Brief —
Return the complete listing that follows, with each line reproduced exactly.

Material for this task —
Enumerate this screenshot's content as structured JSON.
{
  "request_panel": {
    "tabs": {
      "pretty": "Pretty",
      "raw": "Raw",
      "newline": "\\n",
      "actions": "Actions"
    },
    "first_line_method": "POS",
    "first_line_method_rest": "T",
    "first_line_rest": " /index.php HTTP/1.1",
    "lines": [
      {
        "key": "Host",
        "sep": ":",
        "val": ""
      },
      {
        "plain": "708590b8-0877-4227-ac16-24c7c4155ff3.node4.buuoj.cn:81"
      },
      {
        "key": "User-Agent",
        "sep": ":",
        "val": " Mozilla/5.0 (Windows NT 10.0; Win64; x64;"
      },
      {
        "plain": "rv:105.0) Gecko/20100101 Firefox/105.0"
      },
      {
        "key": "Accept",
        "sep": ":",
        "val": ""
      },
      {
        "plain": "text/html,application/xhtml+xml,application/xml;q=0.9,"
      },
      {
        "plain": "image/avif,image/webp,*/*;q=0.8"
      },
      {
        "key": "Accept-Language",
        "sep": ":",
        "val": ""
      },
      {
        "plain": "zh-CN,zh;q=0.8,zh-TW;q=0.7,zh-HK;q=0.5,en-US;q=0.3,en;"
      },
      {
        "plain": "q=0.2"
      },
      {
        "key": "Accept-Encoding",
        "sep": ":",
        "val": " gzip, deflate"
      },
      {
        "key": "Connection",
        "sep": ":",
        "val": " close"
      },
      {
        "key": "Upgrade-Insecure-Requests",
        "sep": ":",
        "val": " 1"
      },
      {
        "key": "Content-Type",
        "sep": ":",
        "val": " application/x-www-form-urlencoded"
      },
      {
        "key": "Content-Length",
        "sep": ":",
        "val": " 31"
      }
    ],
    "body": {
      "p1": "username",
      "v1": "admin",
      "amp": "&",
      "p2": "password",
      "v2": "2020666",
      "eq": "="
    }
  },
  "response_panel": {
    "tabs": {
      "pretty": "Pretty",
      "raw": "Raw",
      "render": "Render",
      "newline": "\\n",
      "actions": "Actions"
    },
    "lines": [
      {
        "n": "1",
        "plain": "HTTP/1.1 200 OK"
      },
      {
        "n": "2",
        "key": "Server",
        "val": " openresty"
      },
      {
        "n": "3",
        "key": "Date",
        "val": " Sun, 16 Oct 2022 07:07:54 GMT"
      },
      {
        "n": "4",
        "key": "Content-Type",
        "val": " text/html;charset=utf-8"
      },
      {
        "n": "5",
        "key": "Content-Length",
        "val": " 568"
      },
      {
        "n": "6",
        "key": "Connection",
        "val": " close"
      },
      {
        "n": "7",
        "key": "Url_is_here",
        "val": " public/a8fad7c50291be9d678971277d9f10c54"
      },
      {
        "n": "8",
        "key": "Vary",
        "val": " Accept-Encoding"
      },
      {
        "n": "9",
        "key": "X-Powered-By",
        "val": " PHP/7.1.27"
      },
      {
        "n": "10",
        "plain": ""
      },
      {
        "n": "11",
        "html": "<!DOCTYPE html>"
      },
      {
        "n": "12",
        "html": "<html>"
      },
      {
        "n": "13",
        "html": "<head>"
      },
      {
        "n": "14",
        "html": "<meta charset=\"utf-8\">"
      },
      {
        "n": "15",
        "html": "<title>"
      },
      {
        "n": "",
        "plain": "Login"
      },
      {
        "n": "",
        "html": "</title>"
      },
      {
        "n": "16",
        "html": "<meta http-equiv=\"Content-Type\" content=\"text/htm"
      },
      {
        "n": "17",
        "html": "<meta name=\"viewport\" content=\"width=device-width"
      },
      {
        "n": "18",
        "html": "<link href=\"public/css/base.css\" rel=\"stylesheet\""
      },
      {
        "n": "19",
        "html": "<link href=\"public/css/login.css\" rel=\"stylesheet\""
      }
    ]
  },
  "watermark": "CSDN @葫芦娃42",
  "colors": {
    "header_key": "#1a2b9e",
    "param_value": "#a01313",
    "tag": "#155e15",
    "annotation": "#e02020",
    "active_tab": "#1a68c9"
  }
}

Written answer —
Enumerate this screenshot's content as structured JSON.
{
  "request_panel": {
    "tabs": {
      "pretty": "Pretty",
      "raw": "Raw",
      "newline": "\\n",
      "actions": "Actions"
    },
    "first_line_method": "POS",
    "first_line_method_rest": "T",
    "first_line_rest": " /index.php HTTP/1.1",
    "lines": [
      {
        "key": "Host",
        "sep": ":",
        "val": ""
      },
      {
        "plain": "708590b8-0877-4227-ac16-24c7c4155ff3.node4.buuoj.cn:81"
      },
      {
        "key": "User-Agent",
        "sep": ":",
        "val": " Mozilla/5.0 (Windows NT 10.0; Win64; x64;"
      },
      {
        "plain": "rv:105.0) Gecko/20100101 Firefox/105.0"
      },
      {
        "key": "Accept",
        "sep": ":",
        "val": ""
      },
      {
        "plain": "text/html,application/xhtml+xml,application/xml;q=0.9,"
      },
      {
        "plain": "image/avif,image/webp,*/*;q=0.8"
      },
      {
        "key": "Accept-Language",
        "sep": ":",
        "val": ""
      },
      {
        "plain": "zh-CN,zh;q=0.8,zh-TW;q=0.7,zh-HK;q=0.5,en-US;q=0.3,en;"
      },
      {
        "plain": "q=0.2"
      },
      {
        "key": "Accept-Encoding",
        "sep": ":",
        "val": " gzip, deflate"
      },
      {
        "key": "Connection",
        "sep": ":",
        "val": " close"
      },
      {
        "key": "Upgrade-Insecure-Requests",
        "sep": ":",
        "val": " 1"
      },
      {
        "key": "Content-Type",
        "sep": ":",
        "val": " application/x-www-form-urlencoded"
      },
      {
        "key": "Content-Length",
        "sep": ":",
        "val": " 31"
      }
    ],
    "body": {
      "p1": "username",
      "v1": "admin",
      "amp": "&",
      "p2": "password",
      "v2": "2020666",
      "eq": "="
    }
  },
  "response_panel": {
    "tabs": {
      "pretty": "Pretty",
      "raw": "Raw",
      "render": "Render",
      "newline": "\\n",
      "actions": "Actions"
    },
    "lines": [
      {
        "n": "1",
        "plain": "HTTP/1.1 200 OK"
      },
      {
        "n": "2",
        "key": "Server",
        "val": " openresty"
      },
      {
        "n": "3",
        "key": "Date",
        "val": " Sun, 16 Oct 2022 07:07:54 GMT"
      },
      {
        "n": "4",
        "key": "Content-Type",
        "val": " text/html;charset=utf-8"
      },
      {
        "n": "5",
        "key": "Content-Length",
        "val": " 568"
      },
      {
        "n": "6",
        "key": "Connection",
        "val": " close"
      },
      {
        "n": "7",
        "key": "Url_is_here",
        "val": " public/a8fad7c50291be9d678971277d9f10c54"
      },
      {
        "n": "8",
        "key": "Vary",
        "val": " Accept-Encoding"
      },
      {
        "n": "9",
        "key": "X-Powered-By",
        "val": " PHP/7.1.27"
      },
      {
        "n": "10",
        "plain": ""
      },
      {
        "n": "11",
        "html": "<!DOCTYPE html>"
      },
      {
        "n": "12",
        "html": "<html>"
      },
      {
        "n": "13",
        "html": "<head>"
      },
      {
        "n": "14",
        "html": "<meta charset=\"utf-8\">"
      },
      {
        "n": "15",
        "html": "<title>"
      },
      {
        "n": "",
        "plain": "Login"
      },
      {
        "n": "",
        "html": "</title>"
      },
      {
        "n": "16",
        "html": "<meta http-equiv=\"Content-Type\" content=\"text/htm"
      },
      {
        "n": "17",
        "html": "<meta name=\"viewport\" content=\"width=device-width"
      },
      {
        "n": "18",
        "html": "<link href=\"public/css/base.css\" rel=\"stylesheet\""
      },
      {
        "n": "19",
        "html": "<link href=\"public/css/login.css\" rel=\"stylesheet\""
      }
    ]
  },
  "watermark": "CSDN @葫芦娃42",
  "colors": {
    "header_key": "#1a2b9e",
    "param_value": "#a01313",
    "tag": "#155e15",
    "annotation": "#e02020",
    "active_tab": "#1a68c9"
  }
}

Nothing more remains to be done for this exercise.